Instructions to follow
Output the data exactly, with every line intact.

Entries provided

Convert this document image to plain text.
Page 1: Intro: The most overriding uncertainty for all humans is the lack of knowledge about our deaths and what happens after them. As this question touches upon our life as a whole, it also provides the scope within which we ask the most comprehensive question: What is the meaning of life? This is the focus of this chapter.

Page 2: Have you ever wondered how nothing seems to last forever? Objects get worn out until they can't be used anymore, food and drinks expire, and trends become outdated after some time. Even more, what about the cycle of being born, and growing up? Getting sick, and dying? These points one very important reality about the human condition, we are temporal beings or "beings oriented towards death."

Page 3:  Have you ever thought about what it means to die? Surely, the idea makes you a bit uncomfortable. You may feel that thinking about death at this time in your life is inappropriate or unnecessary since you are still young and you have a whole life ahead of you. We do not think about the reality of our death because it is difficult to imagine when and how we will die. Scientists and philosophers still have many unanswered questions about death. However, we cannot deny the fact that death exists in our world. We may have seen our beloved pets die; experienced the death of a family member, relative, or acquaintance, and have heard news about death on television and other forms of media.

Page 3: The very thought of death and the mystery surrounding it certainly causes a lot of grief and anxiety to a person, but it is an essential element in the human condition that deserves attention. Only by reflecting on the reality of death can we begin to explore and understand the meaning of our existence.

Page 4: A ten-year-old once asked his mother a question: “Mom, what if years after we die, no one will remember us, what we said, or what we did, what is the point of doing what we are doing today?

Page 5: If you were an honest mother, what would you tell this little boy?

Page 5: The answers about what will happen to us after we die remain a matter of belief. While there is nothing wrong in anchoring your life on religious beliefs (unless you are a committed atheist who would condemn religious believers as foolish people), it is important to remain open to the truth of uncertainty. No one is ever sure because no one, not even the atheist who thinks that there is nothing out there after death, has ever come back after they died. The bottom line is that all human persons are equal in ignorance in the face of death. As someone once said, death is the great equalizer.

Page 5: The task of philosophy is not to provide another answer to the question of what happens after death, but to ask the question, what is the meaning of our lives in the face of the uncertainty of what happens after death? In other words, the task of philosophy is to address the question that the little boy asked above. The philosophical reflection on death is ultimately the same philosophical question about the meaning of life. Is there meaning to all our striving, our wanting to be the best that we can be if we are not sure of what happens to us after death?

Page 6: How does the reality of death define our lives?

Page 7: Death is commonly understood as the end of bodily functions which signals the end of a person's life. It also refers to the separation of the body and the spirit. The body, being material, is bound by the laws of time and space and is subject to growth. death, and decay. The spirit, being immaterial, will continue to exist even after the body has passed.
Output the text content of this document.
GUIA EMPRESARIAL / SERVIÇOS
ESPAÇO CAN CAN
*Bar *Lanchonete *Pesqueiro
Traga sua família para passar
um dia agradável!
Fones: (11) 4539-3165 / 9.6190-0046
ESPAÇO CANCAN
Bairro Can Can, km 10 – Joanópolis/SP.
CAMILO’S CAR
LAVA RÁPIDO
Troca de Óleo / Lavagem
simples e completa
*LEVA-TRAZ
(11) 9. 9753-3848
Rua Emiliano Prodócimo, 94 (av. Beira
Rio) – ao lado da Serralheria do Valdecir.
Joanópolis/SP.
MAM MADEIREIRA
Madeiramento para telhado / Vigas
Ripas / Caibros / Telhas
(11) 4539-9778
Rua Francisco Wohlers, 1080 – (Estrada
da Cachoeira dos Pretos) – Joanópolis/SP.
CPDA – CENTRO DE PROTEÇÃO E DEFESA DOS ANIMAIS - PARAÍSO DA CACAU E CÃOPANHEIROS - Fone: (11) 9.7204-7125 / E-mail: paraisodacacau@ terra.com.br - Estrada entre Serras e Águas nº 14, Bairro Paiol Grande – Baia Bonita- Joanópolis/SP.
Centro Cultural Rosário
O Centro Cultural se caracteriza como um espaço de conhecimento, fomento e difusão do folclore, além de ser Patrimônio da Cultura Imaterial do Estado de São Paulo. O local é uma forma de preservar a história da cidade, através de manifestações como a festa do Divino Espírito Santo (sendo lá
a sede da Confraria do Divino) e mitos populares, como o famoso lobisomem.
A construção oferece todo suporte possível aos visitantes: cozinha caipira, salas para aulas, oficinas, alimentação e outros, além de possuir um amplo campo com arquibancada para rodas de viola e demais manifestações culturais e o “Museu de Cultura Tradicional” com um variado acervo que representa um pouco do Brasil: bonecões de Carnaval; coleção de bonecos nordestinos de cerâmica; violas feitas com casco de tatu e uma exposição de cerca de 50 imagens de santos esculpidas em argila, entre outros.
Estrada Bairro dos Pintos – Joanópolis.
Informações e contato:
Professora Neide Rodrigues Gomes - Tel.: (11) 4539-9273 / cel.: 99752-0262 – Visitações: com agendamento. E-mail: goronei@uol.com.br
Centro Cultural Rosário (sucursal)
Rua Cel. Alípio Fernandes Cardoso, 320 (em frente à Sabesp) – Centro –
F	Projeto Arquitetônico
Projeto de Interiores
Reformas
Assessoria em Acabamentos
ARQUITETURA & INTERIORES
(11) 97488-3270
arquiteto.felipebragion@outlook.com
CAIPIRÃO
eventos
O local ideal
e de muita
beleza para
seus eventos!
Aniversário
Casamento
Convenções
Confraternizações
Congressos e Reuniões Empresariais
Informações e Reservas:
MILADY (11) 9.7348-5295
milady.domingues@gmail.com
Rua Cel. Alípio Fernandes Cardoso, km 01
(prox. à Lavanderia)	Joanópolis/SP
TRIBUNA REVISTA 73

Finished task
Convert this document image to plain text.
Page 1: Intro: The most overriding uncertainty for all humans is the lack of knowledge about our deaths and what happens after them. As this question touches upon our life as a whole, it also provides the scope within which we ask the most comprehensive question: What is the meaning of life? This is the focus of this chapter.

Page 2: Have you ever wondered how nothing seems to last forever? Objects get worn out until they can't be used anymore, food and drinks expire, and trends become outdated after some time. Even more, what about the cycle of being born, and growing up? Getting sick, and dying? These points one very important reality about the human condition, we are temporal beings or "beings oriented towards death."

Page 3:  Have you ever thought about what it means to die? Surely, the idea makes you a bit uncomfortable. You may feel that thinking about death at this time in your life is inappropriate or unnecessary since you are still young and you have a whole life ahead of you. We do not think about the reality of our death because it is difficult to imagine when and how we will die. Scientists and philosophers still have many unanswered questions about death. However, we cannot deny the fact that death exists in our world. We may have seen our beloved pets die; experienced the death of a family member, relative, or acquaintance, and have heard news about death on television and other forms of media.

Page 3: The very thought of death and the mystery surrounding it certainly causes a lot of grief and anxiety to a person, but it is an essential element in the human condition that deserves attention. Only by reflecting on the reality of death can we begin to explore and understand the meaning of our existence.

Page 4: A ten-year-old once asked his mother a question: “Mom, what if years after we die, no one will remember us, what we said, or what we did, what is the point of doing what we are doing today?

Page 5: If you were an honest mother, what would you tell this little boy?

Page 5: The answers about what will happen to us after we die remain a matter of belief. While there is nothing wrong in anchoring your life on religious beliefs (unless you are a committed atheist who would condemn religious believers as foolish people), it is important to remain open to the truth of uncertainty. No one is ever sure because no one, not even the atheist who thinks that there is nothing out there after death, has ever come back after they died. The bottom line is that all human persons are equal in ignorance in the face of death. As someone once said, death is the great equalizer.

Page 5: The task of philosophy is not to provide another answer to the question of what happens after death, but to ask the question, what is the meaning of our lives in the face of the uncertainty of what happens after death? In other words, the task of philosophy is to address the question that the little boy asked above. The philosophical reflection on death is ultimately the same philosophical question about the meaning of life. Is there meaning to all our striving, our wanting to be the best that we can be if we are not sure of what happens to us after death?

Page 6: How does the reality of death define our lives?

Page 7: Death is commonly understood as the end of bodily functions which signals the end of a person's life. It also refers to the separation of the body and the spirit. The body, being material, is bound by the laws of time and space and is subject to growth. death, and decay. The spirit, being immaterial, will continue to exist even after the body has passed.
Output the text content of this document.
GUIA EMPRESARIAL / SERVIÇOS
ESPAÇO CAN CAN
*Bar *Lanchonete *Pesqueiro
Traga sua família para passar
um dia agradável!
Fones: (11) 4539-3165 / 9.6190-0046
ESPAÇO CANCAN
Bairro Can Can, km 10 – Joanópolis/SP.
CAMILO’S CAR
LAVA RÁPIDO
Troca de Óleo / Lavagem
simples e completa
*LEVA-TRAZ
(11) 9. 9753-3848
Rua Emiliano Prodócimo, 94 (av. Beira
Rio) – ao lado da Serralheria do Valdecir.
Joanópolis/SP.
MAM MADEIREIRA
Madeiramento para telhado / Vigas
Ripas / Caibros / Telhas
(11) 4539-9778
Rua Francisco Wohlers, 1080 – (Estrada
da Cachoeira dos Pretos) – Joanópolis/SP.
CPDA – CENTRO DE PROTEÇÃO E DEFESA DOS ANIMAIS - PARAÍSO DA CACAU E CÃOPANHEIROS - Fone: (11) 9.7204-7125 / E-mail: paraisodacacau@ terra.com.br - Estrada entre Serras e Águas nº 14, Bairro Paiol Grande – Baia Bonita- Joanópolis/SP.
Centro Cultural Rosário
O Centro Cultural se caracteriza como um espaço de conhecimento, fomento e difusão do folclore, além de ser Patrimônio da Cultura Imaterial do Estado de São Paulo. O local é uma forma de preservar a história da cidade, através de manifestações como a festa do Divino Espírito Santo (sendo lá
a sede da Confraria do Divino) e mitos populares, como o famoso lobisomem.
A construção oferece todo suporte possível aos visitantes: cozinha caipira, salas para aulas, oficinas, alimentação e outros, além de possuir um amplo campo com arquibancada para rodas de viola e demais manifestações culturais e o “Museu de Cultura Tradicional” com um variado acervo que representa um pouco do Brasil: bonecões de Carnaval; coleção de bonecos nordestinos de cerâmica; violas feitas com casco de tatu e uma exposição de cerca de 50 imagens de santos esculpidas em argila, entre outros.
Estrada Bairro dos Pintos – Joanópolis.
Informações e contato:
Professora Neide Rodrigues Gomes - Tel.: (11) 4539-9273 / cel.: 99752-0262 – Visitações: com agendamento. E-mail: goronei@uol.com.br
Centro Cultural Rosário (sucursal)
Rua Cel. Alípio Fernandes Cardoso, 320 (em frente à Sabesp) – Centro –
F	Projeto Arquitetônico
Projeto de Interiores
Reformas
Assessoria em Acabamentos
ARQUITETURA & INTERIORES
(11) 97488-3270
arquiteto.felipebragion@outlook.com
CAIPIRÃO
eventos
O local ideal
e de muita
beleza para
seus eventos!
Aniversário
Casamento
Convenções
Confraternizações
Congressos e Reuniões Empresariais
Informações e Reservas:
MILADY (11) 9.7348-5295
milady.domingues@gmail.com
Rua Cel. Alípio Fernandes Cardoso, km 01
(prox. à Lavanderia)	Joanópolis/SP
TRIBUNA REVISTA 73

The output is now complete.